> _GIVEN INSTRUCTION_
Identify the lines containing the word "SEKRETER". Copy each one.

> _LISTED RECORDS_
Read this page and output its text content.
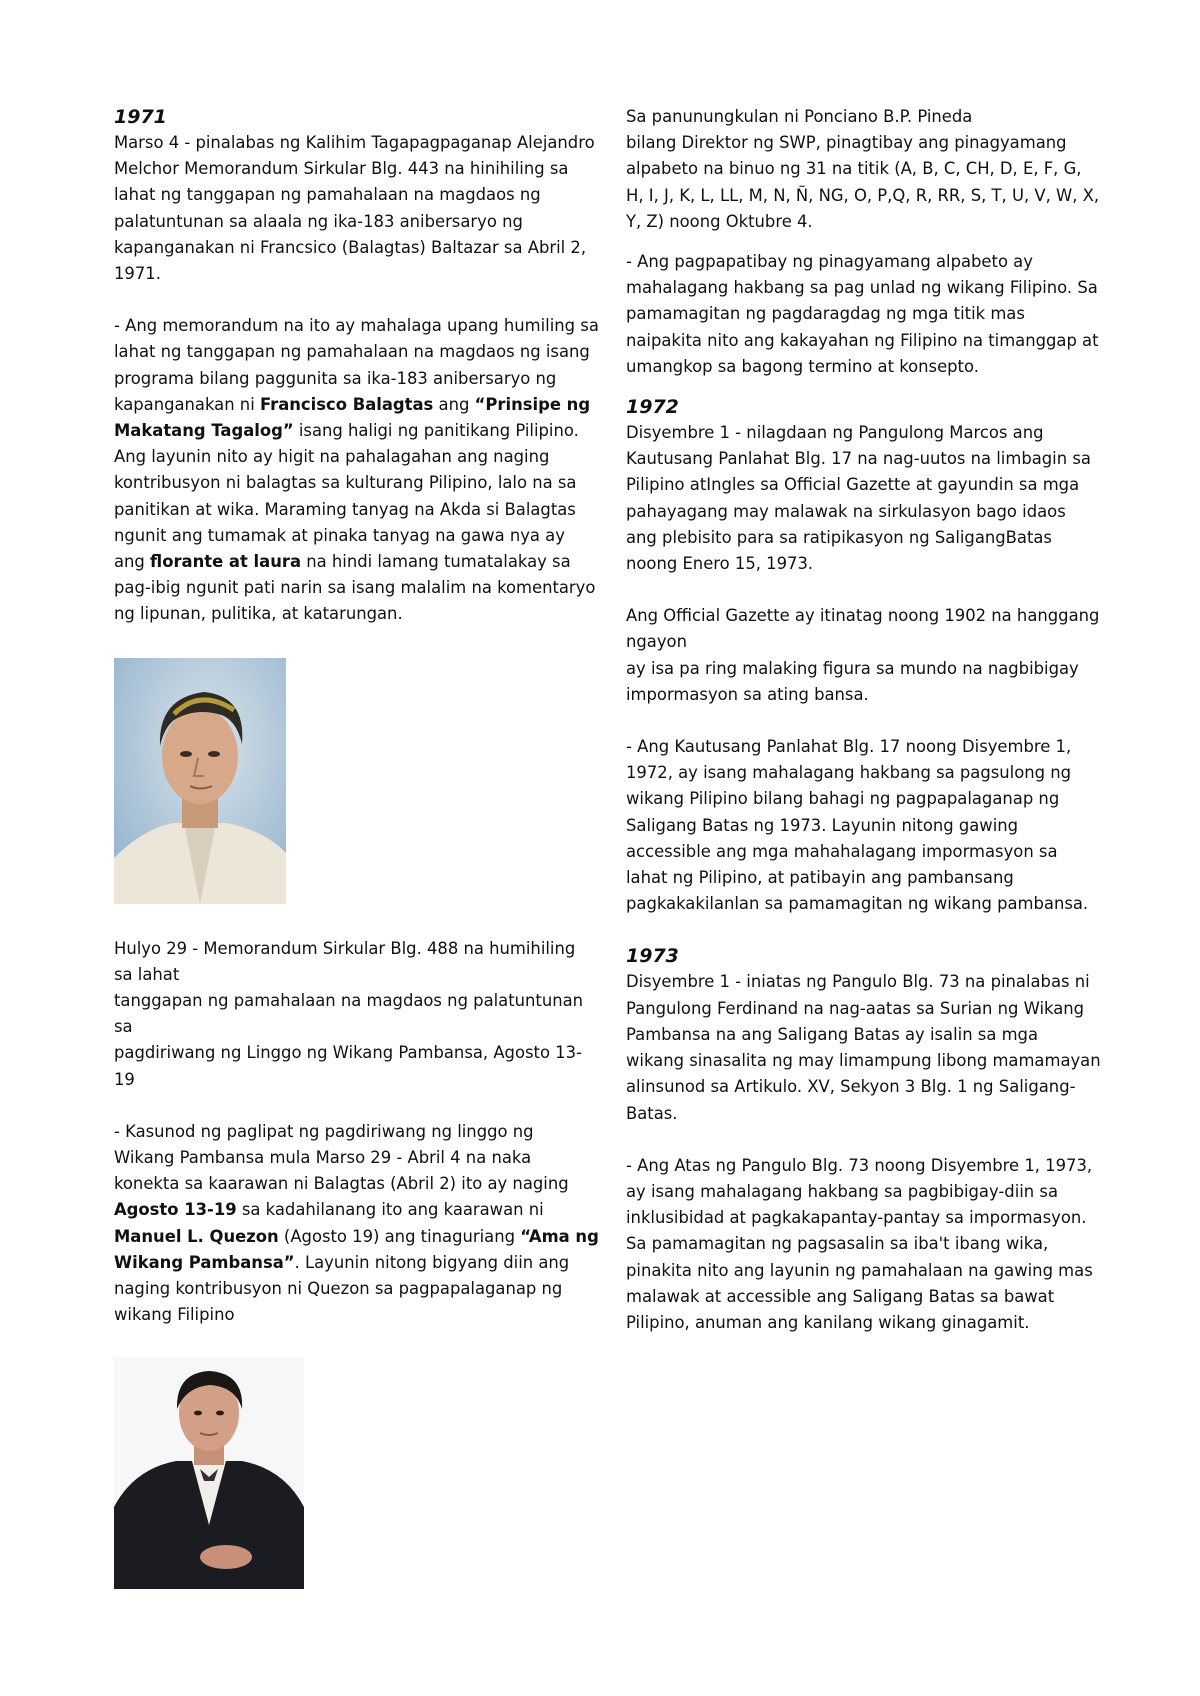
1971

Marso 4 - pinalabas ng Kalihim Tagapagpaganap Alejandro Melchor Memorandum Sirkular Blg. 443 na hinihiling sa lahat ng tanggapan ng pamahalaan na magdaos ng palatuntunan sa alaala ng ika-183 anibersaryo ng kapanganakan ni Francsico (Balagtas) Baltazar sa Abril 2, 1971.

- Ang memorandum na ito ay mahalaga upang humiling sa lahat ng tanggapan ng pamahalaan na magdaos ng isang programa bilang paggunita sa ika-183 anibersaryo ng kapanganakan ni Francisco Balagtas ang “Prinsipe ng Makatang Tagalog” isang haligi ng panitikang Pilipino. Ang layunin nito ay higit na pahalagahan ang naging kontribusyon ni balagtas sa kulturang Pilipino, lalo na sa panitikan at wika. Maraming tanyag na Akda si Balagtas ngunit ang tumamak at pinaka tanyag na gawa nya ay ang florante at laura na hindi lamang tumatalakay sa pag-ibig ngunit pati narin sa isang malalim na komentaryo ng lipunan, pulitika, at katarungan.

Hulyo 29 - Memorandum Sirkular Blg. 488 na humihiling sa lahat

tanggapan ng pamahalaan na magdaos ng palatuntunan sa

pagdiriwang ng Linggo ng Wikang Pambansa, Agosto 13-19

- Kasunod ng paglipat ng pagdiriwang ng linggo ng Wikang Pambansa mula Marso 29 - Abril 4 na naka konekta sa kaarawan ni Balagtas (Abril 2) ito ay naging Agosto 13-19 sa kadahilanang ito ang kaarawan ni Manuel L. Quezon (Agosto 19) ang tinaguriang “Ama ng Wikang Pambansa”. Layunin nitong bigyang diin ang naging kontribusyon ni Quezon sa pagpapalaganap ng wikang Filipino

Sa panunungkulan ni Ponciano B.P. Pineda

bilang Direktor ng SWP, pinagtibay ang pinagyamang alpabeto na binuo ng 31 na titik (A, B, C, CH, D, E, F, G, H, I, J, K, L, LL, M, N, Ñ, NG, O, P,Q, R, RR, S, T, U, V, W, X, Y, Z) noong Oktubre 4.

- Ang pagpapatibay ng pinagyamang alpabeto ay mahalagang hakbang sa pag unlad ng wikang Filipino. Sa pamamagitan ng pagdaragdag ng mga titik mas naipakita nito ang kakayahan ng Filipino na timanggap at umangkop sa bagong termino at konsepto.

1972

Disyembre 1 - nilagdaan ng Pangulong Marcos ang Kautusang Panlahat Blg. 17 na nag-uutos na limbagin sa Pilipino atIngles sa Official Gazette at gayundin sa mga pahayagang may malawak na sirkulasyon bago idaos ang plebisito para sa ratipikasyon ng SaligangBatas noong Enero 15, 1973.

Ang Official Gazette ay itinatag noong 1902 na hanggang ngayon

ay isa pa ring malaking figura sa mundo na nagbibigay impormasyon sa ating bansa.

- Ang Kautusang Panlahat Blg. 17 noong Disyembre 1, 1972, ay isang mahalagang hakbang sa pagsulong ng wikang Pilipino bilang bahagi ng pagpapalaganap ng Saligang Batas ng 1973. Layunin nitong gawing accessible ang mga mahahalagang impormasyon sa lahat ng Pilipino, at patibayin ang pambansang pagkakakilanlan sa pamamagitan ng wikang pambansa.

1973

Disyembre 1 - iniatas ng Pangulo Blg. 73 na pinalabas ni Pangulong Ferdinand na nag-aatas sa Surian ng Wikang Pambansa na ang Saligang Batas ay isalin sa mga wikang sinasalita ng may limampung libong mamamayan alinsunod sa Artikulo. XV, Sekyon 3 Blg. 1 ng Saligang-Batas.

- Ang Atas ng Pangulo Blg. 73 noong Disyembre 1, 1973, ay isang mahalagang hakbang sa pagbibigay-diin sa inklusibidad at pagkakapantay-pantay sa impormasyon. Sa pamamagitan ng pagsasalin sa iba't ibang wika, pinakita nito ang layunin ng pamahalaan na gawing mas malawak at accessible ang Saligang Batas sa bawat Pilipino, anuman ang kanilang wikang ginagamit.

---

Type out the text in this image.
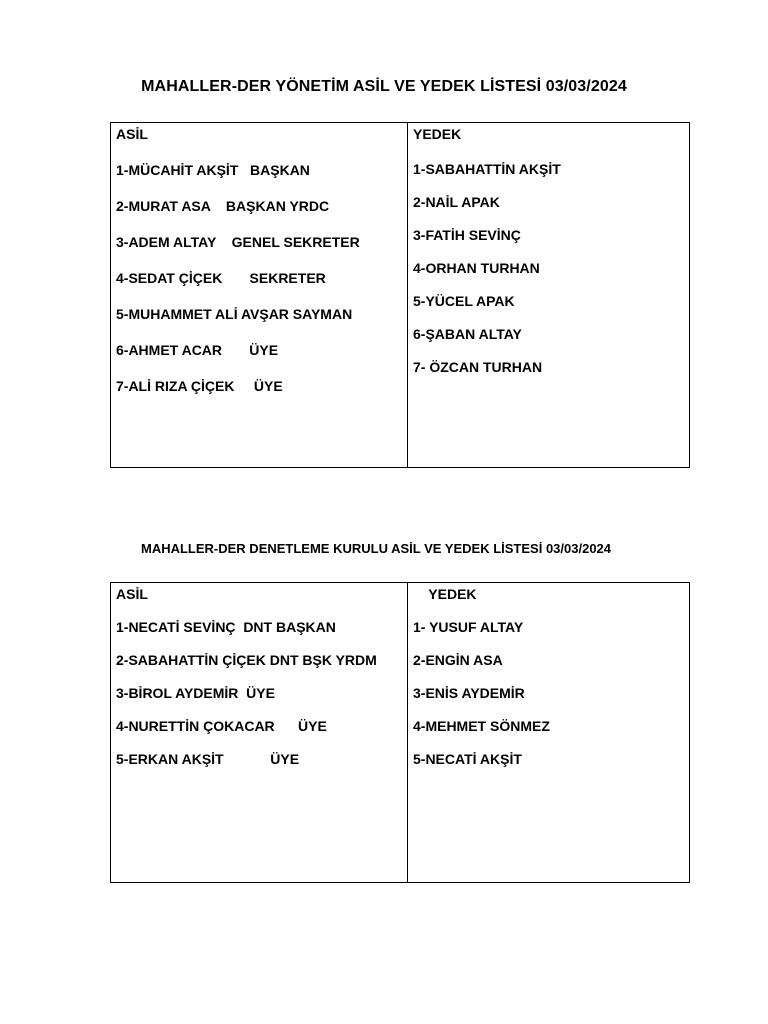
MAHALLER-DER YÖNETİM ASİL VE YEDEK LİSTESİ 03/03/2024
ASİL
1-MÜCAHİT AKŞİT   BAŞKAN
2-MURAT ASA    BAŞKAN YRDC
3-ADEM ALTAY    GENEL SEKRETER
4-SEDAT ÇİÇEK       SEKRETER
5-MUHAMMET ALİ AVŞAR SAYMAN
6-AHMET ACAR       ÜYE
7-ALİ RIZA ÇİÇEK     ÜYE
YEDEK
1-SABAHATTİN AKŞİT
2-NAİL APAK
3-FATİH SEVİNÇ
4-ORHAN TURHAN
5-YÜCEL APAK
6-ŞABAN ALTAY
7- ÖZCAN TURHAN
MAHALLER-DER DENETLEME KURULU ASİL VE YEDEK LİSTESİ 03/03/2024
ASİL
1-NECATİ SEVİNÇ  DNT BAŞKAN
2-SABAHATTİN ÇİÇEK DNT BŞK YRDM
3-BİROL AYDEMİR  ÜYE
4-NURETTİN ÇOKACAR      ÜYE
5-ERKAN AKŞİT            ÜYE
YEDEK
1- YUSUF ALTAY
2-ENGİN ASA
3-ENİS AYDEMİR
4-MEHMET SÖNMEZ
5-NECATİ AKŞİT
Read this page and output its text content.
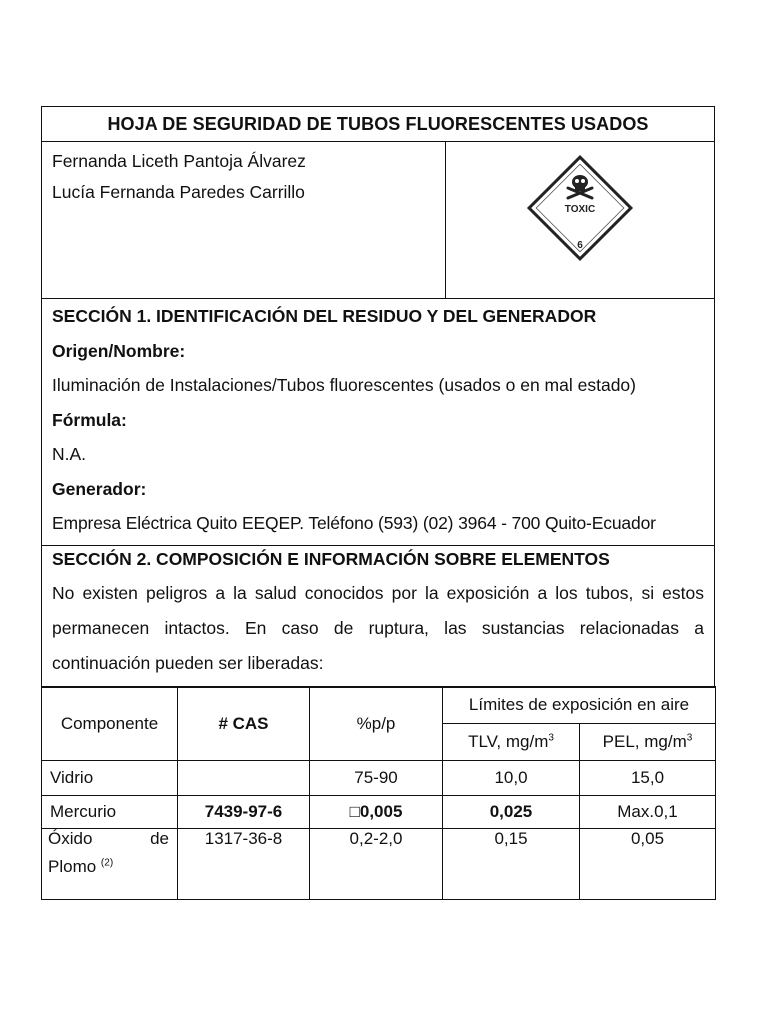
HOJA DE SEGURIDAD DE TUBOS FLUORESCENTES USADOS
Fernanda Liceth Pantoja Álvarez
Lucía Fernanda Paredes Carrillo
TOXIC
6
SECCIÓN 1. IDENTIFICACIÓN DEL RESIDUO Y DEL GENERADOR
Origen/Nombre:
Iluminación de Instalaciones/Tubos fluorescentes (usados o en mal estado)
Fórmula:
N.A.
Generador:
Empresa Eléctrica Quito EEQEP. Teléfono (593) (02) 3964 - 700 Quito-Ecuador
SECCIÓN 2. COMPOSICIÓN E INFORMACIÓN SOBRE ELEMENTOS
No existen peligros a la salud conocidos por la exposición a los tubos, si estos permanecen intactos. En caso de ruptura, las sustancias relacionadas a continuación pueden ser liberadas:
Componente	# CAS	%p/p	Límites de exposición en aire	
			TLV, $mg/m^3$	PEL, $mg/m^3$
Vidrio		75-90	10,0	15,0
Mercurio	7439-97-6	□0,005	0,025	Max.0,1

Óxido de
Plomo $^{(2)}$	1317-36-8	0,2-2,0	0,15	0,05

> _SOLVED EXERCISE_
3-ADEM ALTAY    GENEL SEKRETER
4-SEDAT ÇİÇEK       SEKRETER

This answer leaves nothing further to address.